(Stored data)

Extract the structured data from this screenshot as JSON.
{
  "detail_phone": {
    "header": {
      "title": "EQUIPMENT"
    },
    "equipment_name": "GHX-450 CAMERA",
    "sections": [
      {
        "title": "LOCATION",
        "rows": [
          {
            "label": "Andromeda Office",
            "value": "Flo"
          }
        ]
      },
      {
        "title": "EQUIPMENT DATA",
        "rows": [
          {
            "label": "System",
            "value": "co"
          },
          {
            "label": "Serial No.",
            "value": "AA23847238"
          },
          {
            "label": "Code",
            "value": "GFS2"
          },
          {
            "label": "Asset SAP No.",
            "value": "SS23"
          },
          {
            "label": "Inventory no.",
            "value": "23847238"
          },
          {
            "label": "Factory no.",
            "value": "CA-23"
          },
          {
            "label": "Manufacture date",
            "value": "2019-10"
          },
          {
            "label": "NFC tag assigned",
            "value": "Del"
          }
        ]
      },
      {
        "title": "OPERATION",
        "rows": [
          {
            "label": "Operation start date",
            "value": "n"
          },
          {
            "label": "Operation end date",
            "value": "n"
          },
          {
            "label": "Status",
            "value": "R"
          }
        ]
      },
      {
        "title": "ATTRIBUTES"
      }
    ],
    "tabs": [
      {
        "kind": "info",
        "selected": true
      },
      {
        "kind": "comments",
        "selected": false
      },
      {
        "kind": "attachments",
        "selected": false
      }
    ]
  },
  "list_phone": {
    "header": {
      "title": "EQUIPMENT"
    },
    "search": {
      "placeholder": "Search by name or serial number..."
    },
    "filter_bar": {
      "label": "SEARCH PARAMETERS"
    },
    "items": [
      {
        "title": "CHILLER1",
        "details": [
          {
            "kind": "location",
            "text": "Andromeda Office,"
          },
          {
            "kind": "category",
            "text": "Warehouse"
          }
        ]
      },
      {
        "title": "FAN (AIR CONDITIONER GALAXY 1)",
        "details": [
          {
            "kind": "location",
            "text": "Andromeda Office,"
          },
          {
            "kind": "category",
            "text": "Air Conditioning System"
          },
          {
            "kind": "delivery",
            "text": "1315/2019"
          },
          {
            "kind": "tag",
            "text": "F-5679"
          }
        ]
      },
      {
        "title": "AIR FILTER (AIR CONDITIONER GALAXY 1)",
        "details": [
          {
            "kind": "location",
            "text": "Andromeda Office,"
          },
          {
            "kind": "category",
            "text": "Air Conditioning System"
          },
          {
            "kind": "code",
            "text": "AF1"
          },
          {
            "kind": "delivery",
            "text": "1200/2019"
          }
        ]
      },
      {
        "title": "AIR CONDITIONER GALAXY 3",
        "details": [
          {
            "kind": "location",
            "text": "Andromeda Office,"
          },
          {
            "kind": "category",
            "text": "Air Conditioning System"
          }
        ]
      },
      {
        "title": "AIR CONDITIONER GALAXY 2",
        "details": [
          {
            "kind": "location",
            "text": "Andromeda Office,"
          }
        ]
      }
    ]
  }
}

Stated exercise – Repeat all of the entries exactly.

Answer for this exercise –
Extract the structured data from this screenshot as JSON.
{
  "detail_phone": {
    "header": {
      "title": "EQUIPMENT"
    },
    "equipment_name": "GHX-450 CAMERA",
    "sections": [
      {
        "title": "LOCATION",
        "rows": [
          {
            "label": "Andromeda Office",
            "value": "Flo"
          }
        ]
      },
      {
        "title": "EQUIPMENT DATA",
        "rows": [
          {
            "label": "System",
            "value": "co"
          },
          {
            "label": "Serial No.",
            "value": "AA23847238"
          },
          {
            "label": "Code",
            "value": "GFS2"
          },
          {
            "label": "Asset SAP No.",
            "value": "SS23"
          },
          {
            "label": "Inventory no.",
            "value": "23847238"
          },
          {
            "label": "Factory no.",
            "value": "CA-23"
          },
          {
            "label": "Manufacture date",
            "value": "2019-10"
          },
          {
            "label": "NFC tag assigned",
            "value": "Del"
          }
        ]
      },
      {
        "title": "OPERATION",
        "rows": [
          {
            "label": "Operation start date",
            "value": "n"
          },
          {
            "label": "Operation end date",
            "value": "n"
          },
          {
            "label": "Status",
            "value": "R"
          }
        ]
      },
      {
        "title": "ATTRIBUTES"
      }
    ],
    "tabs": [
      {
        "kind": "info",
        "selected": true
      },
      {
        "kind": "comments",
        "selected": false
      },
      {
        "kind": "attachments",
        "selected": false
      }
    ]
  },
  "list_phone": {
    "header": {
      "title": "EQUIPMENT"
    },
    "search": {
      "placeholder": "Search by name or serial number..."
    },
    "filter_bar": {
      "label": "SEARCH PARAMETERS"
    },
    "items": [
      {
        "title": "CHILLER1",
        "details": [
          {
            "kind": "location",
            "text": "Andromeda Office,"
          },
          {
            "kind": "category",
            "text": "Warehouse"
          }
        ]
      },
      {
        "title": "FAN (AIR CONDITIONER GALAXY 1)",
        "details": [
          {
            "kind": "location",
            "text": "Andromeda Office,"
          },
          {
            "kind": "category",
            "text": "Air Conditioning System"
          },
          {
            "kind": "delivery",
            "text": "1315/2019"
          },
          {
            "kind": "tag",
            "text": "F-5679"
          }
        ]
      },
      {
        "title": "AIR FILTER (AIR CONDITIONER GALAXY 1)",
        "details": [
          {
            "kind": "location",
            "text": "Andromeda Office,"
          },
          {
            "kind": "category",
            "text": "Air Conditioning System"
          },
          {
            "kind": "code",
            "text": "AF1"
          },
          {
            "kind": "delivery",
            "text": "1200/2019"
          }
        ]
      },
      {
        "title": "AIR CONDITIONER GALAXY 3",
        "details": [
          {
            "kind": "location",
            "text": "Andromeda Office,"
          },
          {
            "kind": "category",
            "text": "Air Conditioning System"
          }
        ]
      },
      {
        "title": "AIR CONDITIONER GALAXY 2",
        "details": [
          {
            "kind": "location",
            "text": "Andromeda Office,"
          }
        ]
      }
    ]
  }
}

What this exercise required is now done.